Region and label listings
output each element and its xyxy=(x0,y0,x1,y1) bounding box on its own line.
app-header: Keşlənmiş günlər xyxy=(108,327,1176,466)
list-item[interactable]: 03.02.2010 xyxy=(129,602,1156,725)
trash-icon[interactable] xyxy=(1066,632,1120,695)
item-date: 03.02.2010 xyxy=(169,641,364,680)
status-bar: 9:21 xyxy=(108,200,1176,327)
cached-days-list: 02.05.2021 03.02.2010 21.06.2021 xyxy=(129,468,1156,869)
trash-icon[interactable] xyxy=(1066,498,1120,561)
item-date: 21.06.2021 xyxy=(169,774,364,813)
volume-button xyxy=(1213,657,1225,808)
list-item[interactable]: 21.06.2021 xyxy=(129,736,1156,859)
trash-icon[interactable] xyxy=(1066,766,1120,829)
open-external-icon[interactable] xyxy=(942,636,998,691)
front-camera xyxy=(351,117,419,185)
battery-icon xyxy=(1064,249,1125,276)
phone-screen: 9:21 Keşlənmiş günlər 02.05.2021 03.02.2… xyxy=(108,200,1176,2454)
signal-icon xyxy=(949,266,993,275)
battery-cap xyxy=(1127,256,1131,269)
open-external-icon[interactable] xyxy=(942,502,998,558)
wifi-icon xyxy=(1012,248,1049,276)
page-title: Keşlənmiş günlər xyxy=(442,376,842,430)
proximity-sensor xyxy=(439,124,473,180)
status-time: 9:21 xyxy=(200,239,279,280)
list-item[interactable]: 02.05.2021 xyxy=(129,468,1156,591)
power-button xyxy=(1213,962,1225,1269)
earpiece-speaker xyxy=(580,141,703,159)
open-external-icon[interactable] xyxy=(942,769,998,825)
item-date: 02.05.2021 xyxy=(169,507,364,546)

- Stated problem: From the rows above, list every line that includes the string "external".

- Answer to the problem:
open-external-icon[interactable] xyxy=(942,636,998,691)
open-external-icon[interactable] xyxy=(942,502,998,558)
open-external-icon[interactable] xyxy=(942,769,998,825)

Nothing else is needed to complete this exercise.